===== RECORD SET =====
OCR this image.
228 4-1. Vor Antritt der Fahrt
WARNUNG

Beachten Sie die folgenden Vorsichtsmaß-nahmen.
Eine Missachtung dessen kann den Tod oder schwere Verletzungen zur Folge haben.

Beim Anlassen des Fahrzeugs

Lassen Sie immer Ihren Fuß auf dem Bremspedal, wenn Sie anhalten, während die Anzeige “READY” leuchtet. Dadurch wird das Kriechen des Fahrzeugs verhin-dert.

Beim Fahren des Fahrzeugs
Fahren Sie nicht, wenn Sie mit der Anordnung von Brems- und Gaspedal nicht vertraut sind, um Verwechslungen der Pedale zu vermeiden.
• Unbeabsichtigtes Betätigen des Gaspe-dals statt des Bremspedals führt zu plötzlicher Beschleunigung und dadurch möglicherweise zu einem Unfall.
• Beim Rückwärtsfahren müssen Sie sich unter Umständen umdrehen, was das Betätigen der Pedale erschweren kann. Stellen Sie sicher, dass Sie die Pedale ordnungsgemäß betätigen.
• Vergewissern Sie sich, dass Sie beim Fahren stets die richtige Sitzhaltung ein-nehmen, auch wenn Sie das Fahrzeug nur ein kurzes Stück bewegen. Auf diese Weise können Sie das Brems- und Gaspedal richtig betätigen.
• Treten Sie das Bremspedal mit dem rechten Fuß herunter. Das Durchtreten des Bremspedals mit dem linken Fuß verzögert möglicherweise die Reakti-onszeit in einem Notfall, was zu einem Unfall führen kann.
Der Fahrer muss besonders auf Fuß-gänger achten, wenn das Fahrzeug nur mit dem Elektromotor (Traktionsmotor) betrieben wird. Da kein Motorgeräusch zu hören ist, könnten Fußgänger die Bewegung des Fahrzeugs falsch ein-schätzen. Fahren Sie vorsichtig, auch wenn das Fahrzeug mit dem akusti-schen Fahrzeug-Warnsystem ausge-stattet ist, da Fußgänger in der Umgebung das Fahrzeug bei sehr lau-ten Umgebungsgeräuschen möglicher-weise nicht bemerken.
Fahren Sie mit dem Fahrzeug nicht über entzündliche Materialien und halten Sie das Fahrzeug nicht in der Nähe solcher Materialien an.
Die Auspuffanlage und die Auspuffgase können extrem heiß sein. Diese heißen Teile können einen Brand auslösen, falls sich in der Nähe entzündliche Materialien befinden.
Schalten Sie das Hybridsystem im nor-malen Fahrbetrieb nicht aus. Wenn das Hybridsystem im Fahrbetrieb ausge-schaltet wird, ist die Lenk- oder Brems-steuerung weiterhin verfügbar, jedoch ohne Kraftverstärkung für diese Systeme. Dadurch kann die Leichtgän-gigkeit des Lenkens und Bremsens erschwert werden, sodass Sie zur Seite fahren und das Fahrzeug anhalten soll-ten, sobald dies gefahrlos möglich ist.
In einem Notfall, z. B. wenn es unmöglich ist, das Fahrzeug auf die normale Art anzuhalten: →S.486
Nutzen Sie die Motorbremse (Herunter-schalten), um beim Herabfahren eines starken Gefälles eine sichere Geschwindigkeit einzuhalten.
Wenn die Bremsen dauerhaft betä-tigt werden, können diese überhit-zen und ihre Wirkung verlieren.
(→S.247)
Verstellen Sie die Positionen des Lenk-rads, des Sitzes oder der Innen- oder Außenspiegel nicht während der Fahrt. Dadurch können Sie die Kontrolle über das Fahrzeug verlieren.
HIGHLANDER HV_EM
=====
WORK REQUIRED: Go through the data and return every record exactly.

TASK OUTPUT:
OCR this image.
228 4-1. Vor Antritt der Fahrt
WARNUNG

Beachten Sie die folgenden Vorsichtsmaß-nahmen.
Eine Missachtung dessen kann den Tod oder schwere Verletzungen zur Folge haben.

Beim Anlassen des Fahrzeugs

Lassen Sie immer Ihren Fuß auf dem Bremspedal, wenn Sie anhalten, während die Anzeige “READY” leuchtet. Dadurch wird das Kriechen des Fahrzeugs verhin-dert.

Beim Fahren des Fahrzeugs
Fahren Sie nicht, wenn Sie mit der Anordnung von Brems- und Gaspedal nicht vertraut sind, um Verwechslungen der Pedale zu vermeiden.
• Unbeabsichtigtes Betätigen des Gaspe-dals statt des Bremspedals führt zu plötzlicher Beschleunigung und dadurch möglicherweise zu einem Unfall.
• Beim Rückwärtsfahren müssen Sie sich unter Umständen umdrehen, was das Betätigen der Pedale erschweren kann. Stellen Sie sicher, dass Sie die Pedale ordnungsgemäß betätigen.
• Vergewissern Sie sich, dass Sie beim Fahren stets die richtige Sitzhaltung ein-nehmen, auch wenn Sie das Fahrzeug nur ein kurzes Stück bewegen. Auf diese Weise können Sie das Brems- und Gaspedal richtig betätigen.
• Treten Sie das Bremspedal mit dem rechten Fuß herunter. Das Durchtreten des Bremspedals mit dem linken Fuß verzögert möglicherweise die Reakti-onszeit in einem Notfall, was zu einem Unfall führen kann.
Der Fahrer muss besonders auf Fuß-gänger achten, wenn das Fahrzeug nur mit dem Elektromotor (Traktionsmotor) betrieben wird. Da kein Motorgeräusch zu hören ist, könnten Fußgänger die Bewegung des Fahrzeugs falsch ein-schätzen. Fahren Sie vorsichtig, auch wenn das Fahrzeug mit dem akusti-schen Fahrzeug-Warnsystem ausge-stattet ist, da Fußgänger in der Umgebung das Fahrzeug bei sehr lau-ten Umgebungsgeräuschen möglicher-weise nicht bemerken.
Fahren Sie mit dem Fahrzeug nicht über entzündliche Materialien und halten Sie das Fahrzeug nicht in der Nähe solcher Materialien an.
Die Auspuffanlage und die Auspuffgase können extrem heiß sein. Diese heißen Teile können einen Brand auslösen, falls sich in der Nähe entzündliche Materialien befinden.
Schalten Sie das Hybridsystem im nor-malen Fahrbetrieb nicht aus. Wenn das Hybridsystem im Fahrbetrieb ausge-schaltet wird, ist die Lenk- oder Brems-steuerung weiterhin verfügbar, jedoch ohne Kraftverstärkung für diese Systeme. Dadurch kann die Leichtgän-gigkeit des Lenkens und Bremsens erschwert werden, sodass Sie zur Seite fahren und das Fahrzeug anhalten soll-ten, sobald dies gefahrlos möglich ist.
In einem Notfall, z. B. wenn es unmöglich ist, das Fahrzeug auf die normale Art anzuhalten: →S.486
Nutzen Sie die Motorbremse (Herunter-schalten), um beim Herabfahren eines starken Gefälles eine sichere Geschwindigkeit einzuhalten.
Wenn die Bremsen dauerhaft betä-tigt werden, können diese überhit-zen und ihre Wirkung verlieren.
(→S.247)
Verstellen Sie die Positionen des Lenk-rads, des Sitzes oder der Innen- oder Außenspiegel nicht während der Fahrt. Dadurch können Sie die Kontrolle über das Fahrzeug verlieren.
HIGHLANDER HV_EM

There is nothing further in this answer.